• **Exercise instructions**: Word for word, set down the records and skip each picture.

• **Materials provided**:
————

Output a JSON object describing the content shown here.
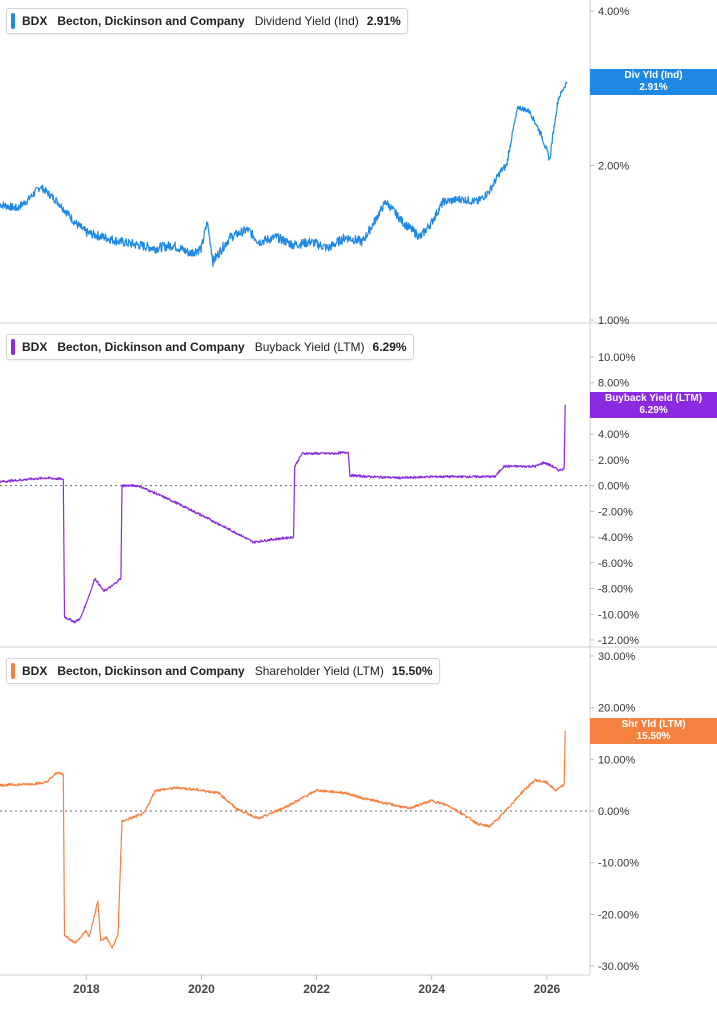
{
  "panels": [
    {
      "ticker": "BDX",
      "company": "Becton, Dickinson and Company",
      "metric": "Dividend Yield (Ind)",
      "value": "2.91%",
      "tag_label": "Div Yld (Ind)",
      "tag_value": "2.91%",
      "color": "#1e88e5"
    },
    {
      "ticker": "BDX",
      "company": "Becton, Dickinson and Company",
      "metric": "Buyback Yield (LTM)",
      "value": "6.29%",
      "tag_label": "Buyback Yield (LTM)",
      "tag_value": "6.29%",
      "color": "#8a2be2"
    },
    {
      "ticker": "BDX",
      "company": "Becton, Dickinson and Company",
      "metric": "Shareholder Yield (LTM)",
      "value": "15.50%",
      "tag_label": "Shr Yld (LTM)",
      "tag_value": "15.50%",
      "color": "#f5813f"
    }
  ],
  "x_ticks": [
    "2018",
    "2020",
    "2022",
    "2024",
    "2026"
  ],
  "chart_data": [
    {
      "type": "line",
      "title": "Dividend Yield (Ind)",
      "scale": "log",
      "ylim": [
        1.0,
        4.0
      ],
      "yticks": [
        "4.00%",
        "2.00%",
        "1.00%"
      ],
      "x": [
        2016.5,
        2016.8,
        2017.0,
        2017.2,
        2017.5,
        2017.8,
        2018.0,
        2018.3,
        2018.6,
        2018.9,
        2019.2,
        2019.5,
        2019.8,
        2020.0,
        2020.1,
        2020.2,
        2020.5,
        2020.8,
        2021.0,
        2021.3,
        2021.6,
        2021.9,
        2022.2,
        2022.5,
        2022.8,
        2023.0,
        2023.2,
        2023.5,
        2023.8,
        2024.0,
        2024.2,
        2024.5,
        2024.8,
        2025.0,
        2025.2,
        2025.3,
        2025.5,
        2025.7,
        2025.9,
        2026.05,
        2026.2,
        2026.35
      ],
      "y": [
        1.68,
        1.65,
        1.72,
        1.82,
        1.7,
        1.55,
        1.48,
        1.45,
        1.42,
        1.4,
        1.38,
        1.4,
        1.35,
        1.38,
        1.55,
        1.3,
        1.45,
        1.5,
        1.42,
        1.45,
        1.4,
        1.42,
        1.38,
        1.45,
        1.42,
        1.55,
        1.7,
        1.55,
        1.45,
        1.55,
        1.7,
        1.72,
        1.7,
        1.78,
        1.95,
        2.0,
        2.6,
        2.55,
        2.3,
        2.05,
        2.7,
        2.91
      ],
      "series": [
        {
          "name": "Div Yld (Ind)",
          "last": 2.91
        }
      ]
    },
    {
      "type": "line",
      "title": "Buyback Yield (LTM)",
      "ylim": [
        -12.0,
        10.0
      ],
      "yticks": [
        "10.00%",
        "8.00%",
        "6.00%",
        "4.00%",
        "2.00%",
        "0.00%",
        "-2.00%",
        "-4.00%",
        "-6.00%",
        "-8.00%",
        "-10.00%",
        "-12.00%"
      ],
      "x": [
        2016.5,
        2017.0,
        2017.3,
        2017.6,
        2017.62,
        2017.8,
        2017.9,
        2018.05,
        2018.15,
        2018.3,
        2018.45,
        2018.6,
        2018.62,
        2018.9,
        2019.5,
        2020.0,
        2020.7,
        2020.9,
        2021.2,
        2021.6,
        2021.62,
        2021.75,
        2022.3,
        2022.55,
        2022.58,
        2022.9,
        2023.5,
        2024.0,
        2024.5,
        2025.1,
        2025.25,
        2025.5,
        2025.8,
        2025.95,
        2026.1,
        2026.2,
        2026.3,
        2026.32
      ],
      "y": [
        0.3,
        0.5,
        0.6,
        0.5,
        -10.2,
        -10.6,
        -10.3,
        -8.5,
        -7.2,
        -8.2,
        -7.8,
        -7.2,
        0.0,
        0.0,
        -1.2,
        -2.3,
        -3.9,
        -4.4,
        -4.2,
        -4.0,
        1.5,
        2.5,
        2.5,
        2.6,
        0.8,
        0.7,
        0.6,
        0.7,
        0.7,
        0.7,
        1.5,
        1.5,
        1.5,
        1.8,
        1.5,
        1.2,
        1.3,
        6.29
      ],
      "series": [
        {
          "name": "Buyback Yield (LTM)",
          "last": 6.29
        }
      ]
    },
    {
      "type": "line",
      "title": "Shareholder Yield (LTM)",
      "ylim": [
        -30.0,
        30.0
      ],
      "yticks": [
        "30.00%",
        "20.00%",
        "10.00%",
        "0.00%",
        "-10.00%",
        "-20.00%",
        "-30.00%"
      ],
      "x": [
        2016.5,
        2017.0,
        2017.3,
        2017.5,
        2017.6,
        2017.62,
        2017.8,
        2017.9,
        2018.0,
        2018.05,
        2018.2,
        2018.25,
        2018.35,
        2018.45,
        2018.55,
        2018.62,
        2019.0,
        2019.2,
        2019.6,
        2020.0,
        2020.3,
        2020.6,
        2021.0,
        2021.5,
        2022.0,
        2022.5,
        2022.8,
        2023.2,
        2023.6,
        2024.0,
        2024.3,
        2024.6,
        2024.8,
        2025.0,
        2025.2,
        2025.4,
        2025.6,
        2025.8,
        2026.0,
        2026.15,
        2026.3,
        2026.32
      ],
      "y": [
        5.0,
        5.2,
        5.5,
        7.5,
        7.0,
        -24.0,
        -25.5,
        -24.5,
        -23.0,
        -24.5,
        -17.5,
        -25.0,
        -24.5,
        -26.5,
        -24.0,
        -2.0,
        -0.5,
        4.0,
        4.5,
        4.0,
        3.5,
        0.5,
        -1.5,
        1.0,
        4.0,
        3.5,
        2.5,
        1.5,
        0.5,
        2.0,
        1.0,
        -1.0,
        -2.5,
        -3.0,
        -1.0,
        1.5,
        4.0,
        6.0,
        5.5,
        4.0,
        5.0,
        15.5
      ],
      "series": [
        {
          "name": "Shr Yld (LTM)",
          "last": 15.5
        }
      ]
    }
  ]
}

————

• **Response**:
Output a JSON object describing the content shown here.
{
  "panels": [
    {
      "ticker": "BDX",
      "company": "Becton, Dickinson and Company",
      "metric": "Dividend Yield (Ind)",
      "value": "2.91%",
      "tag_label": "Div Yld (Ind)",
      "tag_value": "2.91%",
      "color": "#1e88e5"
    },
    {
      "ticker": "BDX",
      "company": "Becton, Dickinson and Company",
      "metric": "Buyback Yield (LTM)",
      "value": "6.29%",
      "tag_label": "Buyback Yield (LTM)",
      "tag_value": "6.29%",
      "color": "#8a2be2"
    },
    {
      "ticker": "BDX",
      "company": "Becton, Dickinson and Company",
      "metric": "Shareholder Yield (LTM)",
      "value": "15.50%",
      "tag_label": "Shr Yld (LTM)",
      "tag_value": "15.50%",
      "color": "#f5813f"
    }
  ],
  "x_ticks": [
    "2018",
    "2020",
    "2022",
    "2024",
    "2026"
  ],
  "chart_data": [
    {
      "type": "line",
      "title": "Dividend Yield (Ind)",
      "scale": "log",
      "ylim": [
        1.0,
        4.0
      ],
      "yticks": [
        "4.00%",
        "2.00%",
        "1.00%"
      ],
      "x": [
        2016.5,
        2016.8,
        2017.0,
        2017.2,
        2017.5,
        2017.8,
        2018.0,
        2018.3,
        2018.6,
        2018.9,
        2019.2,
        2019.5,
        2019.8,
        2020.0,
        2020.1,
        2020.2,
        2020.5,
        2020.8,
        2021.0,
        2021.3,
        2021.6,
        2021.9,
        2022.2,
        2022.5,
        2022.8,
        2023.0,
        2023.2,
        2023.5,
        2023.8,
        2024.0,
        2024.2,
        2024.5,
        2024.8,
        2025.0,
        2025.2,
        2025.3,
        2025.5,
        2025.7,
        2025.9,
        2026.05,
        2026.2,
        2026.35
      ],
      "y": [
        1.68,
        1.65,
        1.72,
        1.82,
        1.7,
        1.55,
        1.48,
        1.45,
        1.42,
        1.4,
        1.38,
        1.4,
        1.35,
        1.38,
        1.55,
        1.3,
        1.45,
        1.5,
        1.42,
        1.45,
        1.4,
        1.42,
        1.38,
        1.45,
        1.42,
        1.55,
        1.7,
        1.55,
        1.45,
        1.55,
        1.7,
        1.72,
        1.7,
        1.78,
        1.95,
        2.0,
        2.6,
        2.55,
        2.3,
        2.05,
        2.7,
        2.91
      ],
      "series": [
        {
          "name": "Div Yld (Ind)",
          "last": 2.91
        }
      ]
    },
    {
      "type": "line",
      "title": "Buyback Yield (LTM)",
      "ylim": [
        -12.0,
        10.0
      ],
      "yticks": [
        "10.00%",
        "8.00%",
        "6.00%",
        "4.00%",
        "2.00%",
        "0.00%",
        "-2.00%",
        "-4.00%",
        "-6.00%",
        "-8.00%",
        "-10.00%",
        "-12.00%"
      ],
      "x": [
        2016.5,
        2017.0,
        2017.3,
        2017.6,
        2017.62,
        2017.8,
        2017.9,
        2018.05,
        2018.15,
        2018.3,
        2018.45,
        2018.6,
        2018.62,
        2018.9,
        2019.5,
        2020.0,
        2020.7,
        2020.9,
        2021.2,
        2021.6,
        2021.62,
        2021.75,
        2022.3,
        2022.55,
        2022.58,
        2022.9,
        2023.5,
        2024.0,
        2024.5,
        2025.1,
        2025.25,
        2025.5,
        2025.8,
        2025.95,
        2026.1,
        2026.2,
        2026.3,
        2026.32
      ],
      "y": [
        0.3,
        0.5,
        0.6,
        0.5,
        -10.2,
        -10.6,
        -10.3,
        -8.5,
        -7.2,
        -8.2,
        -7.8,
        -7.2,
        0.0,
        0.0,
        -1.2,
        -2.3,
        -3.9,
        -4.4,
        -4.2,
        -4.0,
        1.5,
        2.5,
        2.5,
        2.6,
        0.8,
        0.7,
        0.6,
        0.7,
        0.7,
        0.7,
        1.5,
        1.5,
        1.5,
        1.8,
        1.5,
        1.2,
        1.3,
        6.29
      ],
      "series": [
        {
          "name": "Buyback Yield (LTM)",
          "last": 6.29
        }
      ]
    },
    {
      "type": "line",
      "title": "Shareholder Yield (LTM)",
      "ylim": [
        -30.0,
        30.0
      ],
      "yticks": [
        "30.00%",
        "20.00%",
        "10.00%",
        "0.00%",
        "-10.00%",
        "-20.00%",
        "-30.00%"
      ],
      "x": [
        2016.5,
        2017.0,
        2017.3,
        2017.5,
        2017.6,
        2017.62,
        2017.8,
        2017.9,
        2018.0,
        2018.05,
        2018.2,
        2018.25,
        2018.35,
        2018.45,
        2018.55,
        2018.62,
        2019.0,
        2019.2,
        2019.6,
        2020.0,
        2020.3,
        2020.6,
        2021.0,
        2021.5,
        2022.0,
        2022.5,
        2022.8,
        2023.2,
        2023.6,
        2024.0,
        2024.3,
        2024.6,
        2024.8,
        2025.0,
        2025.2,
        2025.4,
        2025.6,
        2025.8,
        2026.0,
        2026.15,
        2026.3,
        2026.32
      ],
      "y": [
        5.0,
        5.2,
        5.5,
        7.5,
        7.0,
        -24.0,
        -25.5,
        -24.5,
        -23.0,
        -24.5,
        -17.5,
        -25.0,
        -24.5,
        -26.5,
        -24.0,
        -2.0,
        -0.5,
        4.0,
        4.5,
        4.0,
        3.5,
        0.5,
        -1.5,
        1.0,
        4.0,
        3.5,
        2.5,
        1.5,
        0.5,
        2.0,
        1.0,
        -1.0,
        -2.5,
        -3.0,
        -1.0,
        1.5,
        4.0,
        6.0,
        5.5,
        4.0,
        5.0,
        15.5
      ],
      "series": [
        {
          "name": "Shr Yld (LTM)",
          "last": 15.5
        }
      ]
    }
  ]
}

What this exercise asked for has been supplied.